# REQUEST
Identify each line containing the word "paper" and copy it.

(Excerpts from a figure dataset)
>> START

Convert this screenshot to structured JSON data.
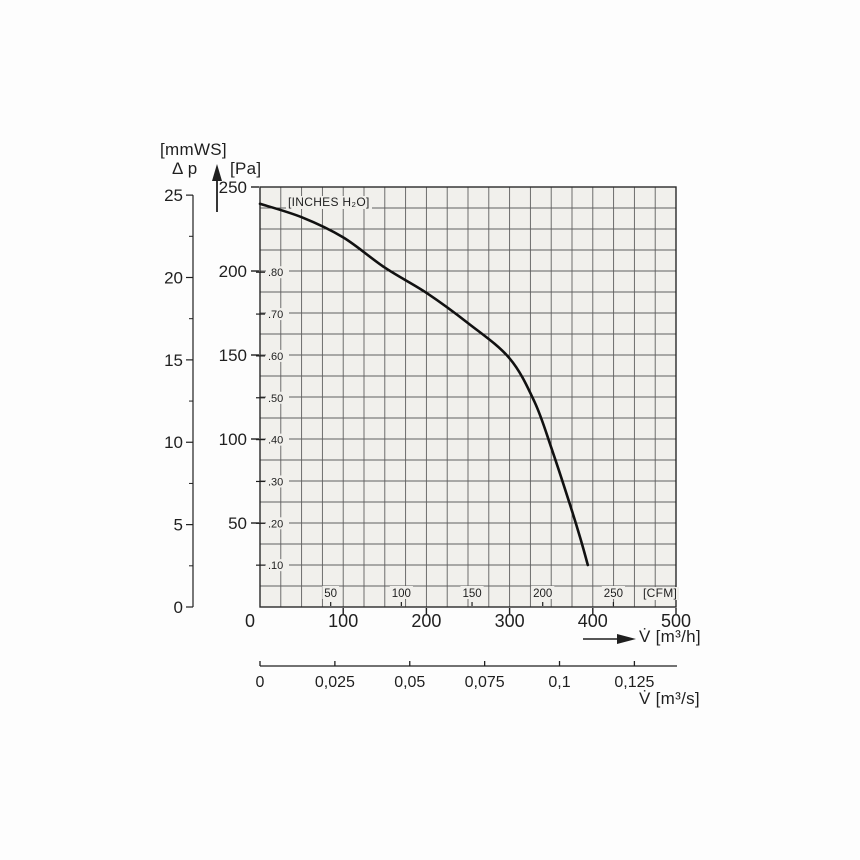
{
  "labels": {
    "mmws_unit": "[mmWS]",
    "delta_p": "Δ p",
    "pa_unit": "[Pa]",
    "inches_unit": "[INCHES H₂O]",
    "cfm_unit": "[CFM]",
    "flow_m3h": "V̇ [m³/h]",
    "flow_m3s": "V̇ [m³/s]"
  },
  "colors": {
    "paper": "#fdfdfd",
    "grid_bg": "#f1f0ec",
    "grid": "#5f5f5f",
    "border": "#2a2a2a",
    "ink": "#1f1f1f",
    "curve": "#111111"
  },
  "chart_data": {
    "type": "line",
    "title": "",
    "description": "Fan static pressure vs. volume flow performance curve on scanned grid paper",
    "grid": "on",
    "x_axis": {
      "title": "V̇ [m³/h]",
      "min": 0,
      "max": 500,
      "major_ticks": [
        0,
        100,
        200,
        300,
        400,
        500
      ],
      "minor_step": 25
    },
    "y_axis": {
      "title": "[Pa]",
      "min": 0,
      "max": 250,
      "major_ticks": [
        250,
        200,
        150,
        100,
        50
      ],
      "minor_step": 12.5
    },
    "y_axis_mmws": {
      "title": "[mmWS]",
      "symbol": "Δ p",
      "ticks": [
        25,
        20,
        15,
        10,
        5,
        0
      ],
      "minor_step": 2.5,
      "pa_per_unit": 9.80665
    },
    "y_axis_inches": {
      "title": "[INCHES H₂O]",
      "tick_labels": [
        ".80",
        ".70",
        ".60",
        ".50",
        ".40",
        ".30",
        ".20",
        ".10"
      ],
      "tick_values": [
        0.8,
        0.7,
        0.6,
        0.5,
        0.4,
        0.3,
        0.2,
        0.1
      ],
      "pa_per_unit": 249.089
    },
    "x_axis_cfm": {
      "title": "[CFM]",
      "ticks": [
        50,
        100,
        150,
        200,
        250
      ],
      "m3h_per_unit": 1.69901
    },
    "x_axis_m3s": {
      "title": "V̇ [m³/s]",
      "tick_labels": [
        "0",
        "0,025",
        "0,05",
        "0,075",
        "0,1",
        "0,125"
      ],
      "tick_values": [
        0,
        0.025,
        0.05,
        0.075,
        0.1,
        0.125
      ],
      "m3h_per_unit": 3600
    },
    "series": [
      {
        "name": "fan-performance-curve",
        "points_m3h_pa": [
          [
            0,
            240
          ],
          [
            50,
            232
          ],
          [
            100,
            220
          ],
          [
            150,
            202
          ],
          [
            200,
            187
          ],
          [
            250,
            169
          ],
          [
            300,
            148
          ],
          [
            330,
            122
          ],
          [
            350,
            95
          ],
          [
            370,
            65
          ],
          [
            385,
            41
          ],
          [
            394,
            25
          ]
        ]
      }
    ]
  }
}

>> END

# SOLVED EXERCISE
    "paper": "#fdfdfd",
    "description": "Fan static pressure vs. volume flow performance curve on scanned grid paper",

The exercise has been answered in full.